## Start

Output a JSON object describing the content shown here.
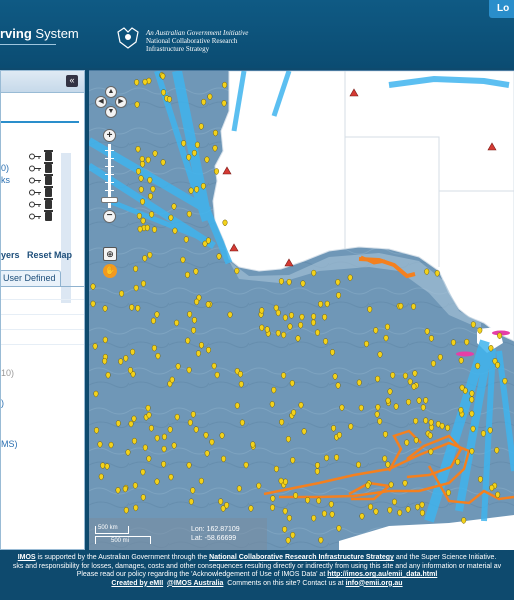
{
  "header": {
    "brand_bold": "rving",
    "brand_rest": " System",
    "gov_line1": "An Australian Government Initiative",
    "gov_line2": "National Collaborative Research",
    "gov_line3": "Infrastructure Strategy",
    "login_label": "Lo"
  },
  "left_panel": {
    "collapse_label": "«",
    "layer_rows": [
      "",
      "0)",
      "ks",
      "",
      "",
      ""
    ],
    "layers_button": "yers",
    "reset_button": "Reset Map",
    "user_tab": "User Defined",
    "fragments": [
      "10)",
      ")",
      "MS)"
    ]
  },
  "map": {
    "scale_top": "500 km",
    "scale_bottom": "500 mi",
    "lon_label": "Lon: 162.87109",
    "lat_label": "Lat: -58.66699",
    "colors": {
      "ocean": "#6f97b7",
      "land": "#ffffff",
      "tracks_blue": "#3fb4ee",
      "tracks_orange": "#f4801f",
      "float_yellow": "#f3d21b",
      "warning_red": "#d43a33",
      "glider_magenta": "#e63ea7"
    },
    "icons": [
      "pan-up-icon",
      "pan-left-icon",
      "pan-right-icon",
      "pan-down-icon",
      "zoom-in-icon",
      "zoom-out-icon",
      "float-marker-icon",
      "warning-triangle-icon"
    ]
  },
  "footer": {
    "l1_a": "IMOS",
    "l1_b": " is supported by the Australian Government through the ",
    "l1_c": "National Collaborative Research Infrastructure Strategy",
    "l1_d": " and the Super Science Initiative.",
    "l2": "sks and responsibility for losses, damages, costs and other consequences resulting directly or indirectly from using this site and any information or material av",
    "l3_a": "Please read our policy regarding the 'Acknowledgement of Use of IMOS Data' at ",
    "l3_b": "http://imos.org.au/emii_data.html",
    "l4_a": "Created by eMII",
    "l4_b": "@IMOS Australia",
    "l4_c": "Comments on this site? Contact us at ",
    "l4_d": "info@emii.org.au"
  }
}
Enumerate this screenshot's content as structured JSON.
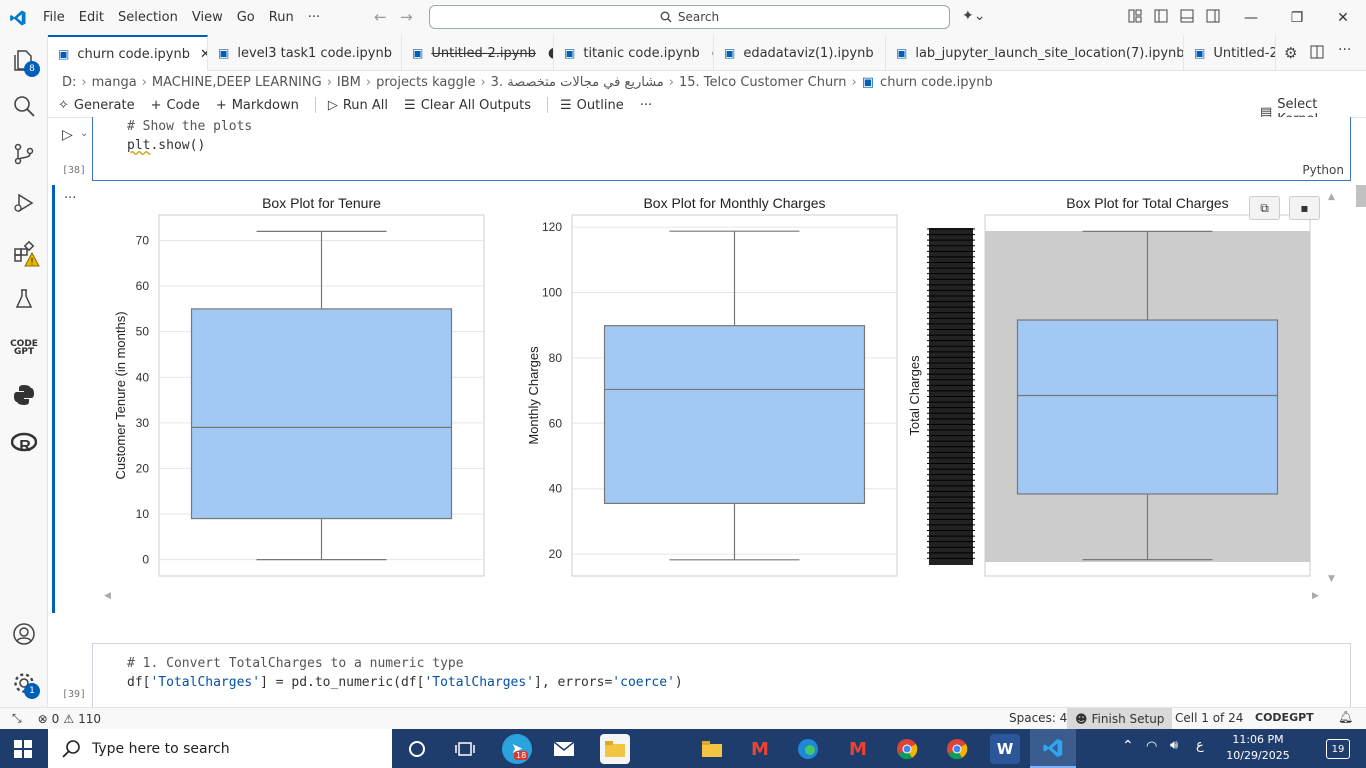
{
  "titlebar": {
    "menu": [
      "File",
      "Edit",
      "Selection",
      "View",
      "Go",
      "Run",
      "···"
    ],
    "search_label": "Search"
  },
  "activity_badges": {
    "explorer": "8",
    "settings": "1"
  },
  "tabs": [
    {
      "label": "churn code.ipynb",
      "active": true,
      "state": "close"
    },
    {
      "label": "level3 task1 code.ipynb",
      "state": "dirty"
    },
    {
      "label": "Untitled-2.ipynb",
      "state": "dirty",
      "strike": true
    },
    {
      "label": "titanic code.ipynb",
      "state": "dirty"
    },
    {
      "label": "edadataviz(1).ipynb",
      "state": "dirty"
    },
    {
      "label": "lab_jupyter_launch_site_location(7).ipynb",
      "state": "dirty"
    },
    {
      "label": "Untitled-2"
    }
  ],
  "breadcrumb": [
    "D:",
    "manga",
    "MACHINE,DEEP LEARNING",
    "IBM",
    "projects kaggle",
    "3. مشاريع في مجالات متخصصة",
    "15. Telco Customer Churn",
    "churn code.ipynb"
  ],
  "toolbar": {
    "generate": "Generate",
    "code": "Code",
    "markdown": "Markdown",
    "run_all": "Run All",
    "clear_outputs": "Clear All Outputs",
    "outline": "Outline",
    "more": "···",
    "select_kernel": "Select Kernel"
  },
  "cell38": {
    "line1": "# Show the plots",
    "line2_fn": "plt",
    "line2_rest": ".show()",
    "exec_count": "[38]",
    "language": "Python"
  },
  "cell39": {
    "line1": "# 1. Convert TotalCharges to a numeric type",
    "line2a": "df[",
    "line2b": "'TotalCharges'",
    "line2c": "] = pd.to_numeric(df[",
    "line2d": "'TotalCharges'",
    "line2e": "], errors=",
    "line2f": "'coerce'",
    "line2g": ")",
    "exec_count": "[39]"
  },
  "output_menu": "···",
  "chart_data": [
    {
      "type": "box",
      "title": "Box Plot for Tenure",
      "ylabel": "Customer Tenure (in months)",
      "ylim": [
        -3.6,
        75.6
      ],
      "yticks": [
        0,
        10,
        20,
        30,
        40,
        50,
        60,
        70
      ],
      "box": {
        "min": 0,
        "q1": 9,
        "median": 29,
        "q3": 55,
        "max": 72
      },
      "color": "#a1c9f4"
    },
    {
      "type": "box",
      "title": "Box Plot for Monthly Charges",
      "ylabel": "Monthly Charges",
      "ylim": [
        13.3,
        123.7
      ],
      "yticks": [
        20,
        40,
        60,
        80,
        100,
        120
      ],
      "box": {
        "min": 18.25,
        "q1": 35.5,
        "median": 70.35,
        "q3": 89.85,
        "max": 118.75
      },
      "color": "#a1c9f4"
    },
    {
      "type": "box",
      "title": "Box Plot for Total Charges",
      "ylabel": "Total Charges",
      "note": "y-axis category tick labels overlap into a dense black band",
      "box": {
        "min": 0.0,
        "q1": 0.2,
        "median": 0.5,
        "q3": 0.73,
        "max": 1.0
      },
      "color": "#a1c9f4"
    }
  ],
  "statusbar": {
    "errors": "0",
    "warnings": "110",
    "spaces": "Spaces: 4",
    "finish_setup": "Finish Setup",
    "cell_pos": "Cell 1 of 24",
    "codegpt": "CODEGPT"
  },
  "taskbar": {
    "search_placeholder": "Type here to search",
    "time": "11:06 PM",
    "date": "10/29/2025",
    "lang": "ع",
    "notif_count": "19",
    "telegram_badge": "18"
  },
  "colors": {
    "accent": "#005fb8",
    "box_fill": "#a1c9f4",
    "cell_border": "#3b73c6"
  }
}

## End

### PROBLEM
Repeat the material above verbatim, with no pictures in the output.

### REPLY TO THE EXERCISE
Output a JSON object describing the content shown here.
{
  "header": {
    "brand_bold": "rving",
    "brand_rest": " System",
    "gov_line1": "An Australian Government Initiative",
    "gov_line2": "National Collaborative Research",
    "gov_line3": "Infrastructure Strategy",
    "login_label": "Lo"
  },
  "left_panel": {
    "collapse_label": "«",
    "layer_rows": [
      "",
      "0)",
      "ks",
      "",
      "",
      ""
    ],
    "layers_button": "yers",
    "reset_button": "Reset Map",
    "user_tab": "User Defined",
    "fragments": [
      "10)",
      ")",
      "MS)"
    ]
  },
  "map": {
    "scale_top": "500 km",
    "scale_bottom": "500 mi",
    "lon_label": "Lon: 162.87109",
    "lat_label": "Lat: -58.66699",
    "colors": {
      "ocean": "#6f97b7",
      "land": "#ffffff",
      "tracks_blue": "#3fb4ee",
      "tracks_orange": "#f4801f",
      "float_yellow": "#f3d21b",
      "warning_red": "#d43a33",
      "glider_magenta": "#e63ea7"
    },
    "icons": [
      "pan-up-icon",
      "pan-left-icon",
      "pan-right-icon",
      "pan-down-icon",
      "zoom-in-icon",
      "zoom-out-icon",
      "float-marker-icon",
      "warning-triangle-icon"
    ]
  },
  "footer": {
    "l1_a": "IMOS",
    "l1_b": " is supported by the Australian Government through the ",
    "l1_c": "National Collaborative Research Infrastructure Strategy",
    "l1_d": " and the Super Science Initiative.",
    "l2": "sks and responsibility for losses, damages, costs and other consequences resulting directly or indirectly from using this site and any information or material av",
    "l3_a": "Please read our policy regarding the 'Acknowledgement of Use of IMOS Data' at ",
    "l3_b": "http://imos.org.au/emii_data.html",
    "l4_a": "Created by eMII",
    "l4_b": "@IMOS Australia",
    "l4_c": "Comments on this site? Contact us at ",
    "l4_d": "info@emii.org.au"
  }
}
Enumerate this screenshot's content as structured JSON.
{
  "titlebar": {
    "menu": [
      "File",
      "Edit",
      "Selection",
      "View",
      "Go",
      "Run",
      "···"
    ],
    "search_label": "Search"
  },
  "activity_badges": {
    "explorer": "8",
    "settings": "1"
  },
  "tabs": [
    {
      "label": "churn code.ipynb",
      "active": true,
      "state": "close"
    },
    {
      "label": "level3 task1 code.ipynb",
      "state": "dirty"
    },
    {
      "label": "Untitled-2.ipynb",
      "state": "dirty",
      "strike": true
    },
    {
      "label": "titanic code.ipynb",
      "state": "dirty"
    },
    {
      "label": "edadataviz(1).ipynb",
      "state": "dirty"
    },
    {
      "label": "lab_jupyter_launch_site_location(7).ipynb",
      "state": "dirty"
    },
    {
      "label": "Untitled-2"
    }
  ],
  "breadcrumb": [
    "D:",
    "manga",
    "MACHINE,DEEP LEARNING",
    "IBM",
    "projects kaggle",
    "3. مشاريع في مجالات متخصصة",
    "15. Telco Customer Churn",
    "churn code.ipynb"
  ],
  "toolbar": {
    "generate": "Generate",
    "code": "Code",
    "markdown": "Markdown",
    "run_all": "Run All",
    "clear_outputs": "Clear All Outputs",
    "outline": "Outline",
    "more": "···",
    "select_kernel": "Select Kernel"
  },
  "cell38": {
    "line1": "# Show the plots",
    "line2_fn": "plt",
    "line2_rest": ".show()",
    "exec_count": "[38]",
    "language": "Python"
  },
  "cell39": {
    "line1": "# 1. Convert TotalCharges to a numeric type",
    "line2a": "df[",
    "line2b": "'TotalCharges'",
    "line2c": "] = pd.to_numeric(df[",
    "line2d": "'TotalCharges'",
    "line2e": "], errors=",
    "line2f": "'coerce'",
    "line2g": ")",
    "exec_count": "[39]"
  },
  "output_menu": "···",
  "chart_data": [
    {
      "type": "box",
      "title": "Box Plot for Tenure",
      "ylabel": "Customer Tenure (in months)",
      "ylim": [
        -3.6,
        75.6
      ],
      "yticks": [
        0,
        10,
        20,
        30,
        40,
        50,
        60,
        70
      ],
      "box": {
        "min": 0,
        "q1": 9,
        "median": 29,
        "q3": 55,
        "max": 72
      },
      "color": "#a1c9f4"
    },
    {
      "type": "box",
      "title": "Box Plot for Monthly Charges",
      "ylabel": "Monthly Charges",
      "ylim": [
        13.3,
        123.7
      ],
      "yticks": [
        20,
        40,
        60,
        80,
        100,
        120
      ],
      "box": {
        "min": 18.25,
        "q1": 35.5,
        "median": 70.35,
        "q3": 89.85,
        "max": 118.75
      },
      "color": "#a1c9f4"
    },
    {
      "type": "box",
      "title": "Box Plot for Total Charges",
      "ylabel": "Total Charges",
      "note": "y-axis category tick labels overlap into a dense black band",
      "box": {
        "min": 0.0,
        "q1": 0.2,
        "median": 0.5,
        "q3": 0.73,
        "max": 1.0
      },
      "color": "#a1c9f4"
    }
  ],
  "statusbar": {
    "errors": "0",
    "warnings": "110",
    "spaces": "Spaces: 4",
    "finish_setup": "Finish Setup",
    "cell_pos": "Cell 1 of 24",
    "codegpt": "CODEGPT"
  },
  "taskbar": {
    "search_placeholder": "Type here to search",
    "time": "11:06 PM",
    "date": "10/29/2025",
    "lang": "ع",
    "notif_count": "19",
    "telegram_badge": "18"
  },
  "colors": {
    "accent": "#005fb8",
    "box_fill": "#a1c9f4",
    "cell_border": "#3b73c6"
  }
}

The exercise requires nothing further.